Stored entries:
☆ ☆ ☆ ☆ ☆ ☆ ☆

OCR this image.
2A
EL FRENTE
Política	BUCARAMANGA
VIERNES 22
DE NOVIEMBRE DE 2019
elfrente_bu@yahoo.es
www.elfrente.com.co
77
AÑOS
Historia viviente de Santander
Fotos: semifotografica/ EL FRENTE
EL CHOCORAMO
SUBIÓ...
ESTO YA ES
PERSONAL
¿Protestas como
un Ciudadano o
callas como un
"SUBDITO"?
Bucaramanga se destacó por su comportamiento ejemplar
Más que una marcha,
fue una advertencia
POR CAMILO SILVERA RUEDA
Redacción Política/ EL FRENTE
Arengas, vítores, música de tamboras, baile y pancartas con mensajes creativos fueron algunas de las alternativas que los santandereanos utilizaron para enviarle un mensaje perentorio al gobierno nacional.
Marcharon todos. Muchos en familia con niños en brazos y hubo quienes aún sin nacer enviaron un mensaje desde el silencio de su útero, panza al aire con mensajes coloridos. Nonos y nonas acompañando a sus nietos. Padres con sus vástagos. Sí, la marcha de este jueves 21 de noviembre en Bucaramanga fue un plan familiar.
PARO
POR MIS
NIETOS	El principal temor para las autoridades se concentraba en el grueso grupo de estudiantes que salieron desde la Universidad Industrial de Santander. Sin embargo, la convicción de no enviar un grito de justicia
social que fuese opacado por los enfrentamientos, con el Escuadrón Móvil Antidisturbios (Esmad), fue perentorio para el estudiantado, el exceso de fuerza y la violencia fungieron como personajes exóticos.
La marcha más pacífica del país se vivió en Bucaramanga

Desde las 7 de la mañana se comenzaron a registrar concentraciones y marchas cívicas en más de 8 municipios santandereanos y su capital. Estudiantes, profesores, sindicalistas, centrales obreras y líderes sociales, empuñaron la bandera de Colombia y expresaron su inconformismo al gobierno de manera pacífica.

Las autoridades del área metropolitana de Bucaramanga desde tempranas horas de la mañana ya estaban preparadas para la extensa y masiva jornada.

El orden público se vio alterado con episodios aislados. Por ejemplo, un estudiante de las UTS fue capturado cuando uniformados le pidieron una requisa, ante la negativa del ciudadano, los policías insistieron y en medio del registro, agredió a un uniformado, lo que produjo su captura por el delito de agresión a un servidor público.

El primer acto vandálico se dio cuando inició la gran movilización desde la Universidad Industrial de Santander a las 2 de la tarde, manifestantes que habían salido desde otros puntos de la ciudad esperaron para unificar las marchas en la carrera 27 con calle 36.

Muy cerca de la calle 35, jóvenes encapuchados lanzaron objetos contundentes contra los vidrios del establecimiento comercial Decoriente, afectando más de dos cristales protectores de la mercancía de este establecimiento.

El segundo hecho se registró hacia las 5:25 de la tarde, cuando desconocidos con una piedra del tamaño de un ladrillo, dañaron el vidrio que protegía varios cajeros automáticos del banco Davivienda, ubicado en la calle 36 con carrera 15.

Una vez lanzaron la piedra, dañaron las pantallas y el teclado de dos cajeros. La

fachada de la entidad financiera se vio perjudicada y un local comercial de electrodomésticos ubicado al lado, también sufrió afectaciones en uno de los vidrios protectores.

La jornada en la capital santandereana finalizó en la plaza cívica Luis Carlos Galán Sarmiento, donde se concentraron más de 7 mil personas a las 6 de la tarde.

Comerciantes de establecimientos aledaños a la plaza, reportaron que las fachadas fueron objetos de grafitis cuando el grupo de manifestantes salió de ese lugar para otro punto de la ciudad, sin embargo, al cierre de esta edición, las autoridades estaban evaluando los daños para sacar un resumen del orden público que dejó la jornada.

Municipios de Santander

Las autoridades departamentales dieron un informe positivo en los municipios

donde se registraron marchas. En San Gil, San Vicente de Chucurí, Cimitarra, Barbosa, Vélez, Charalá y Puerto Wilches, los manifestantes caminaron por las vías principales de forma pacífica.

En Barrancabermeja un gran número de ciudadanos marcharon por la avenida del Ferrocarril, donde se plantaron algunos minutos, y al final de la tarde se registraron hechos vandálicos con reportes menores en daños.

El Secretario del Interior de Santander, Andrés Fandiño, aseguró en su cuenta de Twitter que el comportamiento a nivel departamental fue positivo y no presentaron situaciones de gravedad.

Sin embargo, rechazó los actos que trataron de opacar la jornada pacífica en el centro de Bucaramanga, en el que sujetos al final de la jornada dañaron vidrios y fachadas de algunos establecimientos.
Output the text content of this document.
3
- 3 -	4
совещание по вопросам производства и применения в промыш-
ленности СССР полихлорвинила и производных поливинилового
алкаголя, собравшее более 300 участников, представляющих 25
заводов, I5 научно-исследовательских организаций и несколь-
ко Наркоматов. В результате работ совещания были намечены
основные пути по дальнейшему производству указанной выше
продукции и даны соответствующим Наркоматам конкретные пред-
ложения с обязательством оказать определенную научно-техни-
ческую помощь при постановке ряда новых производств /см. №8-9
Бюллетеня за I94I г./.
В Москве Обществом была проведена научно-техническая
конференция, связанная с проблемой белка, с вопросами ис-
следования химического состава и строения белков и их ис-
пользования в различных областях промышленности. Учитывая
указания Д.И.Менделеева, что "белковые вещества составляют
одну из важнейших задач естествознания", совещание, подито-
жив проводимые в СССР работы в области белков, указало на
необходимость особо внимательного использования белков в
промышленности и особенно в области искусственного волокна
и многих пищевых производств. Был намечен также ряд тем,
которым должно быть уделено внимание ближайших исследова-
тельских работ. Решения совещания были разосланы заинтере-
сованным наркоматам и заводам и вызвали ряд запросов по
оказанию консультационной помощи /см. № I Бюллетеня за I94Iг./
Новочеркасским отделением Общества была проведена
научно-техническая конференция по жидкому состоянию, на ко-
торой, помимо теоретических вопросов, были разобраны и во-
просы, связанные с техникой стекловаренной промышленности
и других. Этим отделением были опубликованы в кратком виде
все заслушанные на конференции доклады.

☆ ☆ ☆ ☆ ☆ ☆ ☆

- Job -
Filter the listing above by the word "capital"; copy each line that passes.

- Output -
Desde las 7 de la mañana se comenzaron a registrar concentraciones y marchas cívicas en más de 8 municipios santandereanos y su capital. Estudiantes, profesores, sindicalistas, centrales obreras y líderes sociales, empuñaron la bandera de Colombia y expresaron su inconformismo al gobierno de manera pacífica.
La jornada en la capital santandereana finalizó en la plaza cívica Luis Carlos Galán Sarmiento, donde se concentraron más de 7 mil personas a las 6 de la tarde.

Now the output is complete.